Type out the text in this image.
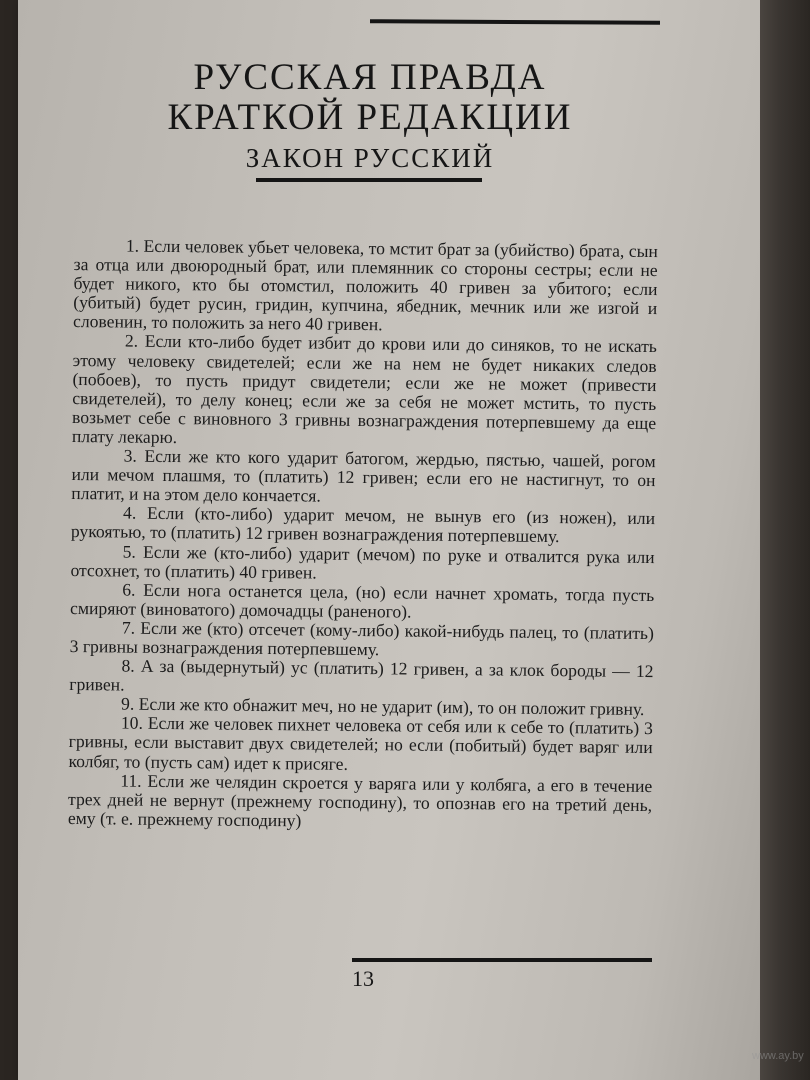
РУССКАЯ ПРАВДА
КРАТКОЙ РЕДАКЦИИ
ЗАКОН РУССКИЙ

1. Если человек убьет человека, то мстит брат за (убийство) брата, сын за отца или двоюродный брат, или племянник со стороны сестры; если не будет никого, кто бы отомстил, положить 40 гривен за убитого; если (убитый) будет русин, гридин, купчина, ябедник, мечник или же изгой и словенин, то положить за него 40 гривен.

2. Если кто-либо будет избит до крови или до синяков, то не искать этому человеку свидетелей; если же на нем не будет никаких следов (побоев), то пусть придут свидетели; если же не может (привести свидетелей), то делу конец; если же за себя не может мстить, то пусть возьмет себе с виновного 3 гривны вознаграждения потерпевшему да еще плату лекарю.

3. Если же кто кого ударит батогом, жердью, пястью, чашей, рогом или мечом плашмя, то (платить) 12 гривен; если его не настигнут, то он платит, и на этом дело кончается.

4. Если (кто-либо) ударит мечом, не вынув его (из ножен), или рукоятью, то (платить) 12 гривен вознаграждения потерпевшему.

5. Если же (кто-либо) ударит (мечом) по руке и отвалится рука или отсохнет, то (платить) 40 гривен.

6. Если нога останется цела, (но) если начнет хромать, тогда пусть смиряют (виноватого) домочадцы (раненого).

7. Если же (кто) отсечет (кому-либо) какой-нибудь палец, то (платить) 3 гривны вознаграждения потерпевшему.

8. А за (выдернутый) ус (платить) 12 гривен, а за клок бороды — 12 гривен.

9. Если же кто обнажит меч, но не ударит (им), то он положит гривну.

10. Если же человек пихнет человека от себя или к себе то (платить) 3 гривны, если выставит двух свидетелей; но если (побитый) будет варяг или колбяг, то (пусть сам) идет к присяге.

11. Если же челядин скроется у варяга или у колбяга, а его в течение трех дней не вернут (прежнему господину), то опознав его на третий день, ему (т. е. прежнему господину)

13

www.ay.by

### EXERCISE PROMPT
Output every entry verbatim. Pictures do not belong in the copy.

### ANSWER FOR THIS EXERCISE
Type out the text in this image.
РУССКАЯ ПРАВДА
КРАТКОЙ РЕДАКЦИИ
ЗАКОН РУССКИЙ

1. Если человек убьет человека, то мстит брат за (убийство) брата, сын за отца или двоюродный брат, или племянник со стороны сестры; если не будет никого, кто бы отомстил, положить 40 гривен за убитого; если (убитый) будет русин, гридин, купчина, ябедник, мечник или же изгой и словенин, то положить за него 40 гривен.

2. Если кто-либо будет избит до крови или до синяков, то не искать этому человеку свидетелей; если же на нем не будет никаких следов (побоев), то пусть придут свидетели; если же не может (привести свидетелей), то делу конец; если же за себя не может мстить, то пусть возьмет себе с виновного 3 гривны вознаграждения потерпевшему да еще плату лекарю.

3. Если же кто кого ударит батогом, жердью, пястью, чашей, рогом или мечом плашмя, то (платить) 12 гривен; если его не настигнут, то он платит, и на этом дело кончается.

4. Если (кто-либо) ударит мечом, не вынув его (из ножен), или рукоятью, то (платить) 12 гривен вознаграждения потерпевшему.

5. Если же (кто-либо) ударит (мечом) по руке и отвалится рука или отсохнет, то (платить) 40 гривен.

6. Если нога останется цела, (но) если начнет хромать, тогда пусть смиряют (виноватого) домочадцы (раненого).

7. Если же (кто) отсечет (кому-либо) какой-нибудь палец, то (платить) 3 гривны вознаграждения потерпевшему.

8. А за (выдернутый) ус (платить) 12 гривен, а за клок бороды — 12 гривен.

9. Если же кто обнажит меч, но не ударит (им), то он положит гривну.

10. Если же человек пихнет человека от себя или к себе то (платить) 3 гривны, если выставит двух свидетелей; но если (побитый) будет варяг или колбяг, то (пусть сам) идет к присяге.

11. Если же челядин скроется у варяга или у колбяга, а его в течение трех дней не вернут (прежнему господину), то опознав его на третий день, ему (т. е. прежнему господину)

13

www.ay.by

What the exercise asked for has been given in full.